> [Aim of the exercise]:
The data below is to be returned in full and exactly.

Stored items
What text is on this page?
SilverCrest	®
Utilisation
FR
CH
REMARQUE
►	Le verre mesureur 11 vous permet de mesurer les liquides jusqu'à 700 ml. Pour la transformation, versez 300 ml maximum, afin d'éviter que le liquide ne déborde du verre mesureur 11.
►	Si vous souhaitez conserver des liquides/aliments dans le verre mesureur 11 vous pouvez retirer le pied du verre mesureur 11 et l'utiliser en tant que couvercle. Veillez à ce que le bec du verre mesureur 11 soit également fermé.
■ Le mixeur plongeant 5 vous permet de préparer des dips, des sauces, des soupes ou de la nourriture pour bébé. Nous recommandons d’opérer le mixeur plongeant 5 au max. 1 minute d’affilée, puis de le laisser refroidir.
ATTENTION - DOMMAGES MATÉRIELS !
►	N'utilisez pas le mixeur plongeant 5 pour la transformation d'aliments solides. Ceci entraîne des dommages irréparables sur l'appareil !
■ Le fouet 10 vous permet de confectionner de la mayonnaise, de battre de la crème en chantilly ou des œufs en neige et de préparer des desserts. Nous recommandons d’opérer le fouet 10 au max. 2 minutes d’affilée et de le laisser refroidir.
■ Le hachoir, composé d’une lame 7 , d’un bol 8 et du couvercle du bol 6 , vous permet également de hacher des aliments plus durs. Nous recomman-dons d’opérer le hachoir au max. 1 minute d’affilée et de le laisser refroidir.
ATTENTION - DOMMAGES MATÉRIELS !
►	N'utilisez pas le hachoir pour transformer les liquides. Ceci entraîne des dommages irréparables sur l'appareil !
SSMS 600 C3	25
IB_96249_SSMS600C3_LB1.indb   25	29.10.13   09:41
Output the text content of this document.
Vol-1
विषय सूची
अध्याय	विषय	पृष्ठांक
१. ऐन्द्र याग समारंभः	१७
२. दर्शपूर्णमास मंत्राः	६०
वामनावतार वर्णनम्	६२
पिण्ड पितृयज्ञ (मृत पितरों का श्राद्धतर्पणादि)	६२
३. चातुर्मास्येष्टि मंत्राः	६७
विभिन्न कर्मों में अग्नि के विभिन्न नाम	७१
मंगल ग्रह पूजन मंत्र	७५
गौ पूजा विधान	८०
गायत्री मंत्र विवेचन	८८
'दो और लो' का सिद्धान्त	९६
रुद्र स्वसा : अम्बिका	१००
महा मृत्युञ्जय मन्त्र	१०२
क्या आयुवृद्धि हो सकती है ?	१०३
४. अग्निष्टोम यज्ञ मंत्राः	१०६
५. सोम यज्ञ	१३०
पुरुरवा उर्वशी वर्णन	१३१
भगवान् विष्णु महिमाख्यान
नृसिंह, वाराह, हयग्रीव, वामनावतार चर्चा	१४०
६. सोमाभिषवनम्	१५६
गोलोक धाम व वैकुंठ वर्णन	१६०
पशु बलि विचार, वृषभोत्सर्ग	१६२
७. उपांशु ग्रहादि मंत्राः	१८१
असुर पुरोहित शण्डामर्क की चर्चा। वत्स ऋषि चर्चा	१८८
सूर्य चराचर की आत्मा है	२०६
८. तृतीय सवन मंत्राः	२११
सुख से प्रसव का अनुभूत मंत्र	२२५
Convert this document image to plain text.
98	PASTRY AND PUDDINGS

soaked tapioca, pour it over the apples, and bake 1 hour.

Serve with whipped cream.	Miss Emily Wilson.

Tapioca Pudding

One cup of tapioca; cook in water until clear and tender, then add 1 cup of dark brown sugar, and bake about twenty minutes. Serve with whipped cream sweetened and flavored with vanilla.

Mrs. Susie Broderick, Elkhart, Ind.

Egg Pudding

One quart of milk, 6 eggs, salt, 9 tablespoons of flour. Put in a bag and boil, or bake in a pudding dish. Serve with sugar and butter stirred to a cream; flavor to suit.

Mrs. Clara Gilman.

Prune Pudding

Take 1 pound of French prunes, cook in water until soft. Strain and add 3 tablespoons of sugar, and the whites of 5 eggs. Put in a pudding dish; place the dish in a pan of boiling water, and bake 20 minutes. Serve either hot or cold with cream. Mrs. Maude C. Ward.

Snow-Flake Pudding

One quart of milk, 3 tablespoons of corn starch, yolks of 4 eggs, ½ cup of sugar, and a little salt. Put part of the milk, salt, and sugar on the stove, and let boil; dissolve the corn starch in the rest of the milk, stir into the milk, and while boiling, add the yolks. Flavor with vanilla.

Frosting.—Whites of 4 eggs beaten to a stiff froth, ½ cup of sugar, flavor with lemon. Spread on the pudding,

> [Expected output]:
What text is on this page?
SilverCrest	®
Utilisation
FR
CH
REMARQUE
►	Le verre mesureur 11 vous permet de mesurer les liquides jusqu'à 700 ml. Pour la transformation, versez 300 ml maximum, afin d'éviter que le liquide ne déborde du verre mesureur 11.
►	Si vous souhaitez conserver des liquides/aliments dans le verre mesureur 11 vous pouvez retirer le pied du verre mesureur 11 et l'utiliser en tant que couvercle. Veillez à ce que le bec du verre mesureur 11 soit également fermé.
■ Le mixeur plongeant 5 vous permet de préparer des dips, des sauces, des soupes ou de la nourriture pour bébé. Nous recommandons d’opérer le mixeur plongeant 5 au max. 1 minute d’affilée, puis de le laisser refroidir.
ATTENTION - DOMMAGES MATÉRIELS !
►	N'utilisez pas le mixeur plongeant 5 pour la transformation d'aliments solides. Ceci entraîne des dommages irréparables sur l'appareil !
■ Le fouet 10 vous permet de confectionner de la mayonnaise, de battre de la crème en chantilly ou des œufs en neige et de préparer des desserts. Nous recommandons d’opérer le fouet 10 au max. 2 minutes d’affilée et de le laisser refroidir.
■ Le hachoir, composé d’une lame 7 , d’un bol 8 et du couvercle du bol 6 , vous permet également de hacher des aliments plus durs. Nous recomman-dons d’opérer le hachoir au max. 1 minute d’affilée et de le laisser refroidir.
ATTENTION - DOMMAGES MATÉRIELS !
►	N'utilisez pas le hachoir pour transformer les liquides. Ceci entraîne des dommages irréparables sur l'appareil !
SSMS 600 C3	25
IB_96249_SSMS600C3_LB1.indb   25	29.10.13   09:41
Output the text content of this document.
Vol-1
विषय सूची
अध्याय	विषय	पृष्ठांक
१. ऐन्द्र याग समारंभः	१७
२. दर्शपूर्णमास मंत्राः	६०
वामनावतार वर्णनम्	६२
पिण्ड पितृयज्ञ (मृत पितरों का श्राद्धतर्पणादि)	६२
३. चातुर्मास्येष्टि मंत्राः	६७
विभिन्न कर्मों में अग्नि के विभिन्न नाम	७१
मंगल ग्रह पूजन मंत्र	७५
गौ पूजा विधान	८०
गायत्री मंत्र विवेचन	८८
'दो और लो' का सिद्धान्त	९६
रुद्र स्वसा : अम्बिका	१००
महा मृत्युञ्जय मन्त्र	१०२
क्या आयुवृद्धि हो सकती है ?	१०३
४. अग्निष्टोम यज्ञ मंत्राः	१०६
५. सोम यज्ञ	१३०
पुरुरवा उर्वशी वर्णन	१३१
भगवान् विष्णु महिमाख्यान
नृसिंह, वाराह, हयग्रीव, वामनावतार चर्चा	१४०
६. सोमाभिषवनम्	१५६
गोलोक धाम व वैकुंठ वर्णन	१६०
पशु बलि विचार, वृषभोत्सर्ग	१६२
७. उपांशु ग्रहादि मंत्राः	१८१
असुर पुरोहित शण्डामर्क की चर्चा। वत्स ऋषि चर्चा	१८८
सूर्य चराचर की आत्मा है	२०६
८. तृतीय सवन मंत्राः	२११
सुख से प्रसव का अनुभूत मंत्र	२२५
Convert this document image to plain text.
98	PASTRY AND PUDDINGS

soaked tapioca, pour it over the apples, and bake 1 hour.

Serve with whipped cream.	Miss Emily Wilson.

Tapioca Pudding

One cup of tapioca; cook in water until clear and tender, then add 1 cup of dark brown sugar, and bake about twenty minutes. Serve with whipped cream sweetened and flavored with vanilla.

Mrs. Susie Broderick, Elkhart, Ind.

Egg Pudding

One quart of milk, 6 eggs, salt, 9 tablespoons of flour. Put in a bag and boil, or bake in a pudding dish. Serve with sugar and butter stirred to a cream; flavor to suit.

Mrs. Clara Gilman.

Prune Pudding

Take 1 pound of French prunes, cook in water until soft. Strain and add 3 tablespoons of sugar, and the whites of 5 eggs. Put in a pudding dish; place the dish in a pan of boiling water, and bake 20 minutes. Serve either hot or cold with cream. Mrs. Maude C. Ward.

Snow-Flake Pudding

One quart of milk, 3 tablespoons of corn starch, yolks of 4 eggs, ½ cup of sugar, and a little salt. Put part of the milk, salt, and sugar on the stove, and let boil; dissolve the corn starch in the rest of the milk, stir into the milk, and while boiling, add the yolks. Flavor with vanilla.

Frosting.—Whites of 4 eggs beaten to a stiff froth, ½ cup of sugar, flavor with lemon. Spread on the pudding,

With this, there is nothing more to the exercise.